Written problem – Quote the records below word for word.

[Records of where the elements appear]
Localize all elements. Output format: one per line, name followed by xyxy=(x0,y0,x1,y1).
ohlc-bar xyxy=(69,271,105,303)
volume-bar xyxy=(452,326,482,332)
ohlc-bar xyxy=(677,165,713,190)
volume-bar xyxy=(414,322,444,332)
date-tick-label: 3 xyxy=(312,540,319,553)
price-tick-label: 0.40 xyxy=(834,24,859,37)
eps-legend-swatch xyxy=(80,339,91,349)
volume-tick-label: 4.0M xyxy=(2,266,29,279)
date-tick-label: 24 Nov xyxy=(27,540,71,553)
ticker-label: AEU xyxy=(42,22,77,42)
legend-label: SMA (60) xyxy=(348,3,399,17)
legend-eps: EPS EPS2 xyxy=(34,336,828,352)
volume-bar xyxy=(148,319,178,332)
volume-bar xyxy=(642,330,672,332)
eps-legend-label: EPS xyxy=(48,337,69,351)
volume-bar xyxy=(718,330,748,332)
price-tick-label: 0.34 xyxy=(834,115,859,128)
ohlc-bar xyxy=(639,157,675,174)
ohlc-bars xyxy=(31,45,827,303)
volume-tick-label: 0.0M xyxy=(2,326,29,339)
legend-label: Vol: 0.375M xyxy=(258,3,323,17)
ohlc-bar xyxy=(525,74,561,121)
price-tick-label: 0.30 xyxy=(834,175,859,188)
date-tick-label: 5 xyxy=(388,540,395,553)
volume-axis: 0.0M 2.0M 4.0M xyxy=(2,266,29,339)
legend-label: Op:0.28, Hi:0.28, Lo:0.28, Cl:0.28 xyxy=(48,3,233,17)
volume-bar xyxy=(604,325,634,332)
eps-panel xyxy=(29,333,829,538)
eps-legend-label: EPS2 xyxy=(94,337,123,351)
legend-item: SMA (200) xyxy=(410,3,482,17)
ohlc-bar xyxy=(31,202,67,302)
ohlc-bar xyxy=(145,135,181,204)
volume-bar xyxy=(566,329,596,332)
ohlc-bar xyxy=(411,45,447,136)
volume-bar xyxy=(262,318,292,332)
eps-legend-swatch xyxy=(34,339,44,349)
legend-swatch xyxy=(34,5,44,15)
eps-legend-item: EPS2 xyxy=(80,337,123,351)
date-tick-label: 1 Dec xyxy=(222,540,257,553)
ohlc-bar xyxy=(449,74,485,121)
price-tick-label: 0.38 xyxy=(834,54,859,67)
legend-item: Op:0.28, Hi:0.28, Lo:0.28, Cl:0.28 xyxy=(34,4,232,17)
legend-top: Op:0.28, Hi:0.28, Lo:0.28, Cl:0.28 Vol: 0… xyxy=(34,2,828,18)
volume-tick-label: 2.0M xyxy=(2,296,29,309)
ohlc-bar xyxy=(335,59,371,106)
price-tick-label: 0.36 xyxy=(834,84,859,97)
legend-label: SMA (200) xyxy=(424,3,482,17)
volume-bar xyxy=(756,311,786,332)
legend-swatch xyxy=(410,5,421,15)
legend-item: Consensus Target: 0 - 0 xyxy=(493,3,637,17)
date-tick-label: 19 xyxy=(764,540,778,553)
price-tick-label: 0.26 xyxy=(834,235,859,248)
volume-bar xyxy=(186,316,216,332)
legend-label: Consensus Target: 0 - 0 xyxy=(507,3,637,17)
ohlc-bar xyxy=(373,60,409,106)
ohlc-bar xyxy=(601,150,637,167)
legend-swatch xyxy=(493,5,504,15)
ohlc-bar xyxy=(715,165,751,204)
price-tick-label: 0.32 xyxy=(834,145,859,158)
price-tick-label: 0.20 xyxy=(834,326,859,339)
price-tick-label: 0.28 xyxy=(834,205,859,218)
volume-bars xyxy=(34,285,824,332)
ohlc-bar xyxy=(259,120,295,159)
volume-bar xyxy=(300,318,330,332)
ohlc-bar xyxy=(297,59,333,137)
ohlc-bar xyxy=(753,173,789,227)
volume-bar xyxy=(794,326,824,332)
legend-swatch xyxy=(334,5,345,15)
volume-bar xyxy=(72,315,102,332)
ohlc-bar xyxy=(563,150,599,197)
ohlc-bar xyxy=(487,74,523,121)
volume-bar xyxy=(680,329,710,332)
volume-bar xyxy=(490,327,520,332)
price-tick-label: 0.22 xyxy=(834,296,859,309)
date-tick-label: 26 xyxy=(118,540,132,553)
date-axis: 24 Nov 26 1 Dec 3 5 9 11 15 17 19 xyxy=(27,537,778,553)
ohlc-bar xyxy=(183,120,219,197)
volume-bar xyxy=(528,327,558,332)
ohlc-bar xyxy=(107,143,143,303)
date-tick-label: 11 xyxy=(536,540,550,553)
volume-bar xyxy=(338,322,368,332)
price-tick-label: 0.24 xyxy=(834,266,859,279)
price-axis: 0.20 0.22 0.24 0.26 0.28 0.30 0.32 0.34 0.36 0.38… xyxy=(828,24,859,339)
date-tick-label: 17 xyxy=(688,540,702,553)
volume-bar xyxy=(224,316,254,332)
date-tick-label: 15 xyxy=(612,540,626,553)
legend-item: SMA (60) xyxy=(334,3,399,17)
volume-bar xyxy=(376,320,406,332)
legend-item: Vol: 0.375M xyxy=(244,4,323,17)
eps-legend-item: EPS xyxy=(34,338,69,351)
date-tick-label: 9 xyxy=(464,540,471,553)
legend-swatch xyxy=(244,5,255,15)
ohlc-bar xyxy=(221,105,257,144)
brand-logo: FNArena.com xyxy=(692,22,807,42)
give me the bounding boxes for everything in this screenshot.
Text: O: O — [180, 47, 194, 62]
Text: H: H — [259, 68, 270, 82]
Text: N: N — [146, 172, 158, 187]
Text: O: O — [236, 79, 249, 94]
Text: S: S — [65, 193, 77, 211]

Solution –
Localize all elements. Output format: one per line, name followed by xyxy=(x0,y0,x1,y1).
ohlc-bar xyxy=(69,271,105,303)
volume-bar xyxy=(452,326,482,332)
ohlc-bar xyxy=(677,165,713,190)
volume-bar xyxy=(414,322,444,332)
date-tick-label: 3 xyxy=(312,540,319,553)
price-tick-label: 0.40 xyxy=(834,24,859,37)
eps-legend-swatch xyxy=(80,339,91,349)
volume-tick-label: 4.0M xyxy=(2,266,29,279)
date-tick-label: 24 Nov xyxy=(27,540,71,553)
ticker-label: AEU xyxy=(42,22,77,42)
legend-label: SMA (60) xyxy=(348,3,399,17)
legend-eps: EPS EPS2 xyxy=(34,336,828,352)
volume-bar xyxy=(148,319,178,332)
volume-bar xyxy=(642,330,672,332)
eps-legend-label: EPS xyxy=(48,337,69,351)
volume-bar xyxy=(718,330,748,332)
price-tick-label: 0.34 xyxy=(834,115,859,128)
ohlc-bar xyxy=(639,157,675,174)
ohlc-bars xyxy=(31,45,827,303)
volume-tick-label: 0.0M xyxy=(2,326,29,339)
legend-label: Vol: 0.375M xyxy=(258,3,323,17)
ohlc-bar xyxy=(525,74,561,121)
price-tick-label: 0.30 xyxy=(834,175,859,188)
date-tick-label: 5 xyxy=(388,540,395,553)
volume-axis: 0.0M 2.0M 4.0M xyxy=(2,266,29,339)
legend-label: Op:0.28, Hi:0.28, Lo:0.28, Cl:0.28 xyxy=(48,3,233,17)
volume-bar xyxy=(604,325,634,332)
eps-panel xyxy=(29,333,829,538)
eps-legend-label: EPS2 xyxy=(94,337,123,351)
legend-item: SMA (200) xyxy=(410,3,482,17)
ohlc-bar xyxy=(31,202,67,302)
ohlc-bar xyxy=(145,135,181,204)
volume-bar xyxy=(566,329,596,332)
ohlc-bar xyxy=(411,45,447,136)
volume-bar xyxy=(262,318,292,332)
eps-legend-swatch xyxy=(34,339,44,349)
legend-swatch xyxy=(34,5,44,15)
eps-legend-item: EPS2 xyxy=(80,337,123,351)
date-tick-label: 1 Dec xyxy=(222,540,257,553)
ohlc-bar xyxy=(449,74,485,121)
price-tick-label: 0.38 xyxy=(834,54,859,67)
legend-item: Op:0.28, Hi:0.28, Lo:0.28, Cl:0.28 xyxy=(34,4,232,17)
legend-top: Op:0.28, Hi:0.28, Lo:0.28, Cl:0.28 Vol: 0… xyxy=(34,2,828,18)
volume-tick-label: 2.0M xyxy=(2,296,29,309)
ohlc-bar xyxy=(335,59,371,106)
price-tick-label: 0.36 xyxy=(834,84,859,97)
legend-label: SMA (200) xyxy=(424,3,482,17)
volume-bar xyxy=(756,311,786,332)
legend-swatch xyxy=(410,5,421,15)
legend-item: Consensus Target: 0 - 0 xyxy=(493,3,637,17)
date-tick-label: 19 xyxy=(764,540,778,553)
price-tick-label: 0.26 xyxy=(834,235,859,248)
volume-bar xyxy=(186,316,216,332)
legend-label: Consensus Target: 0 - 0 xyxy=(507,3,637,17)
ohlc-bar xyxy=(373,60,409,106)
ohlc-bar xyxy=(601,150,637,167)
legend-swatch xyxy=(493,5,504,15)
ohlc-bar xyxy=(715,165,751,204)
price-tick-label: 0.32 xyxy=(834,145,859,158)
price-tick-label: 0.20 xyxy=(834,326,859,339)
price-tick-label: 0.28 xyxy=(834,205,859,218)
volume-bars xyxy=(34,285,824,332)
ohlc-bar xyxy=(259,120,295,159)
volume-bar xyxy=(300,318,330,332)
ohlc-bar xyxy=(297,59,333,137)
ohlc-bar xyxy=(753,173,789,227)
volume-bar xyxy=(794,326,824,332)
legend-swatch xyxy=(334,5,345,15)
volume-bar xyxy=(72,315,102,332)
ohlc-bar xyxy=(563,150,599,197)
ohlc-bar xyxy=(487,74,523,121)
volume-bar xyxy=(680,329,710,332)
volume-bar xyxy=(490,327,520,332)
price-tick-label: 0.22 xyxy=(834,296,859,309)
date-tick-label: 26 xyxy=(118,540,132,553)
date-axis: 24 Nov 26 1 Dec 3 5 9 11 15 17 19 xyxy=(27,537,778,553)
ohlc-bar xyxy=(183,120,219,197)
volume-bar xyxy=(528,327,558,332)
ohlc-bar xyxy=(107,143,143,303)
date-tick-label: 11 xyxy=(536,540,550,553)
volume-bar xyxy=(338,322,368,332)
price-tick-label: 0.24 xyxy=(834,266,859,279)
price-axis: 0.20 0.22 0.24 0.26 0.28 0.30 0.32 0.34 0.36 0.38… xyxy=(828,24,859,339)
date-tick-label: 17 xyxy=(688,540,702,553)
volume-bar xyxy=(224,316,254,332)
date-tick-label: 15 xyxy=(612,540,626,553)
legend-item: SMA (60) xyxy=(334,3,399,17)
volume-bar xyxy=(376,320,406,332)
legend-item: Vol: 0.375M xyxy=(244,4,323,17)
eps-legend-item: EPS xyxy=(34,338,69,351)
date-tick-label: 9 xyxy=(464,540,471,553)
legend-swatch xyxy=(244,5,255,15)
ohlc-bar xyxy=(221,105,257,144)
brand-logo: FNArena.com xyxy=(692,22,807,42)
give me the bounding boxes for everything in this screenshot.
Text: O: O — [180, 47, 194, 62]
Text: H: H — [259, 68, 270, 82]
Text: N: N — [146, 172, 158, 187]
Text: O: O — [236, 79, 249, 94]
Text: S: S — [65, 193, 77, 211]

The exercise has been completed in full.